> _PASSAGE TO READ_:
* * * * *

Farmer Initiated Pine Tree Planting [Uganda]

Tute pa lapur me pito yen

approaches_2898 - Uganda

Completeness: 86%

1. General information

1.2 Contact details of resource persons and institutions involved in the assessment and documentation of the Approach

Key resource person(s)

land user:

Langoya C. Dickson

0772605432 / 0712335432 /

JC forestry enterprise limited 120


Name of project which facilitated the documentation/ evaluation of the Approach (if relevant)
Scaling-up SLM practices by smallholder farmers (IFAD)
Name of the institution(s) which facilitated the documentation/ evaluation of the Approach (if relevant)
CDE Centre for Development and Environment (CDE Centre for Development and Environment) - Switzerland

1.3 Conditions regarding the use of data documented through WOCAT

When were the data compiled (in the field)?


The compiler and key resource person(s) accept the conditions regarding the use of data documented through WOCAT:


2. Description of the SLM Approach

2.1 Short description of the Approach

Farmer owned initiated pine tree planting approach is an individual initiative promoted by a farmer with the aim of establishing modern tree nurseries for raising seedlings for other farmers and communal learning

2.2 Detailed description of the Approach

Detailed description of the Approach:

A farmer started the approach locally and later obtained training and approval to operate as certified tree nursery bed operator by the national forestry authority (NFA) to promote quality tree seedlings promotion. Northern Uganda normally experiences devastating fire outbreaks during dry seasons (November-March) which usually destroy vegetation covers. This leaves the land bare resulting in persistent soil erosion, low soil fertility, low production and low incomes. This is the reason to promote tree nurseries as an alternative source of income. The approach promotes environmental conservation through tree planting, triggers saw-log production, sustainable land utilization and increases household income from the sale of tree seedlings.

* * * * *

> _INFORMATION PROVIDED_:
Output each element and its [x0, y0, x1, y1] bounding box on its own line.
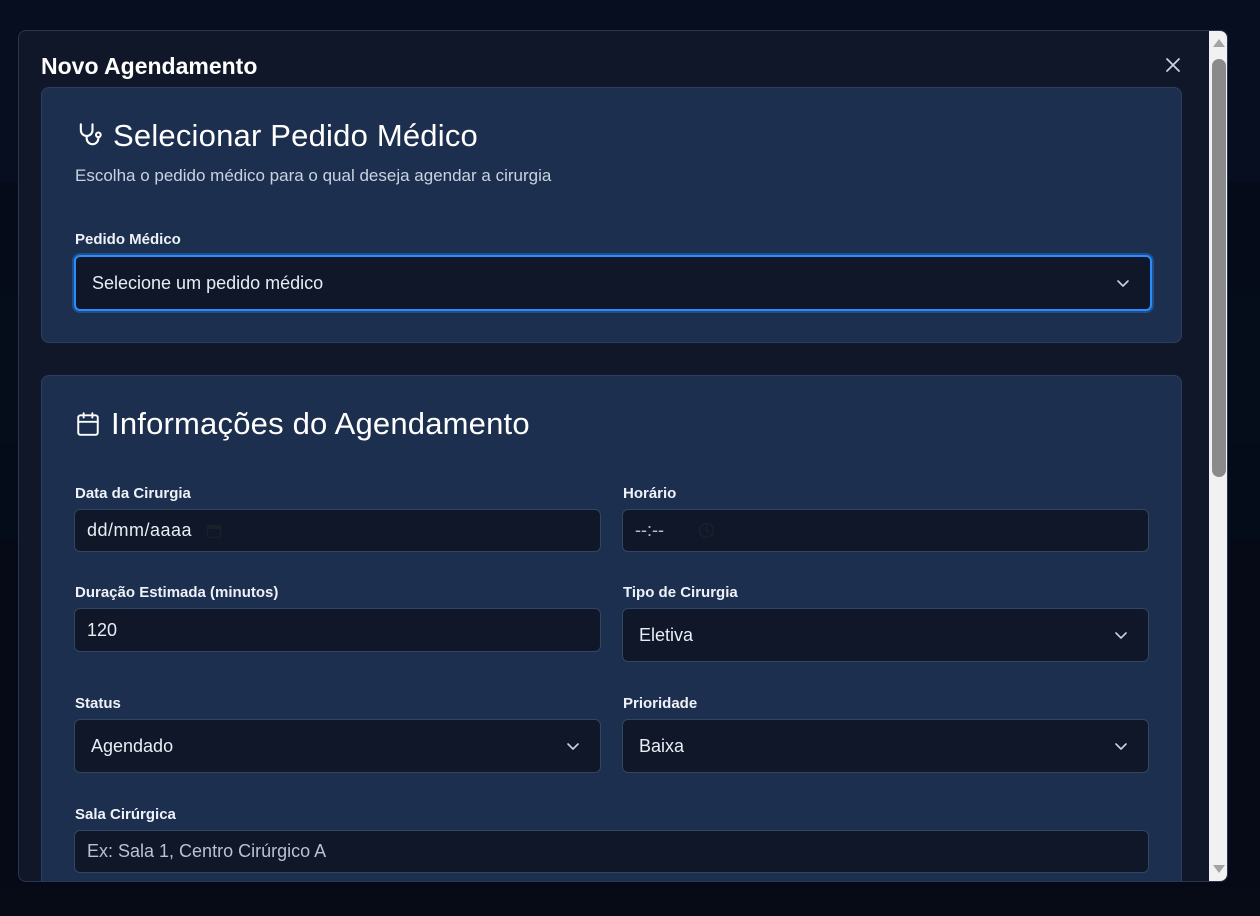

* * * * *

> _SET EXERCISE 1_:
Decide whether each statement below agrees with the pine tree planting text, answering yes or no and quoting the words of the text that settle it.
(a) The fire outbreaks in Northern Uganda happen during dry seasons from November to March.
(b) The national forestry authority first started the approach.
(c) The approach increases household income from the sale of tree seedlings.
> _SET EXERCISE 2_:
According to the pine tree planting text, which body gave the farmer approval to operate as a certified tree nursery bed operator?
> _SET EXERCISE 3_:
Reproduce word for word everything in the pine tree planting text from "JC forestry enterprise" down to "smallholder farmers (IFAD)".

> _FINAL ANSWER 1_:
(a) Yes: "Northern Uganda normally experiences devastating fire outbreaks during dry seasons (November-March)"
(b) No: "A farmer started the approach locally and later obtained training and approval to operate as certified tree nursery bed operator by the national forestry authority (NFA)"
(c) Yes: "increases household income from the sale of tree seedlings"

> _FINAL ANSWER 2_:
The national forestry authority (NFA).

> _FINAL ANSWER 3_:
JC forestry enterprise limited 120


Name of project which facilitated the documentation/ evaluation of the Approach (if relevant)
Scaling-up SLM practices by smallholder farmers (IFAD)